**Problem**
Give only a count of the lines that include the string "screenshot".

**Provided data**
# # #
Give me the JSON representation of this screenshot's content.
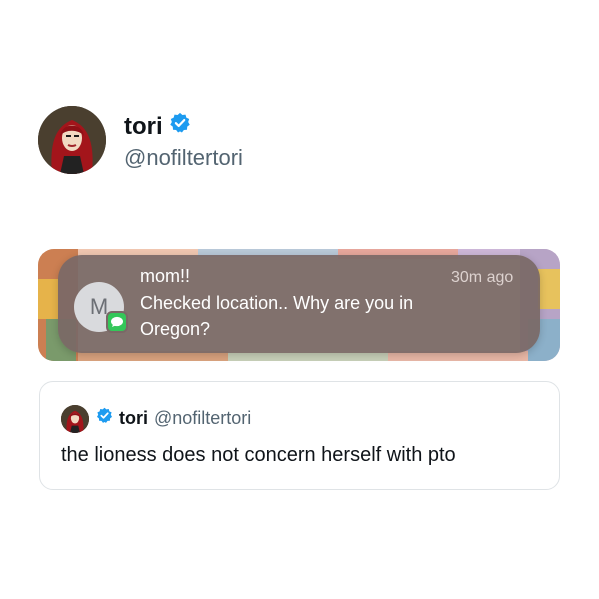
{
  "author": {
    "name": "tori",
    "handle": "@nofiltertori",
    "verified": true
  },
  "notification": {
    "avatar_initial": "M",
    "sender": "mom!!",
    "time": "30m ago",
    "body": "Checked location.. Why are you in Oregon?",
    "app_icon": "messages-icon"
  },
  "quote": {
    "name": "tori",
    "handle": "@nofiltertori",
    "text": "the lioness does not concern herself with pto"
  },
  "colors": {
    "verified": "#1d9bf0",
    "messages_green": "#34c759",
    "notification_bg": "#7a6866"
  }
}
# # #
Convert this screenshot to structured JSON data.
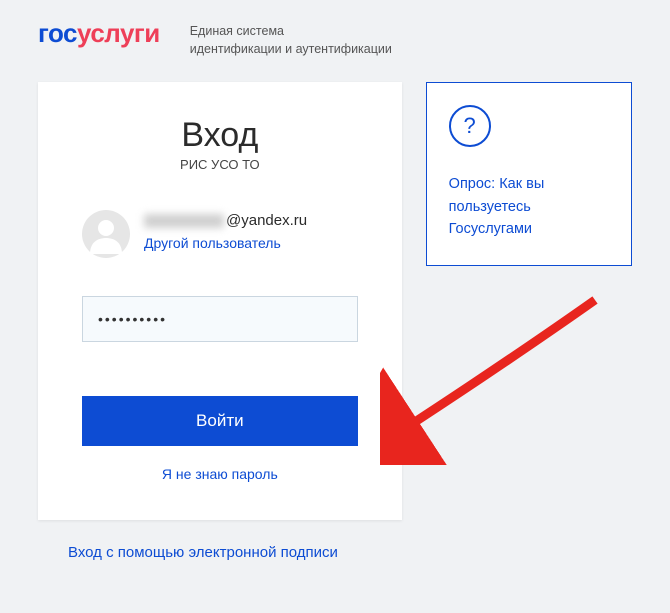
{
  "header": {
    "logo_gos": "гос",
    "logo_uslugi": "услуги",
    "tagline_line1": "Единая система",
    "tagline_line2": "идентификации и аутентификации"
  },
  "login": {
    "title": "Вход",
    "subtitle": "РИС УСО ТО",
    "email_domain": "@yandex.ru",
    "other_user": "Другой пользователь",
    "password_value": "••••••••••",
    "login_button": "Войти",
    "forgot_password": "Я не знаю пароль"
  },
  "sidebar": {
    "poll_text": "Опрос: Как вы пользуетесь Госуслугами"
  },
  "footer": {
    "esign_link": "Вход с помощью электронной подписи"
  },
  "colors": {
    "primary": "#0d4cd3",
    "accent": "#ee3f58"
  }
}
# # #
**Output below**
2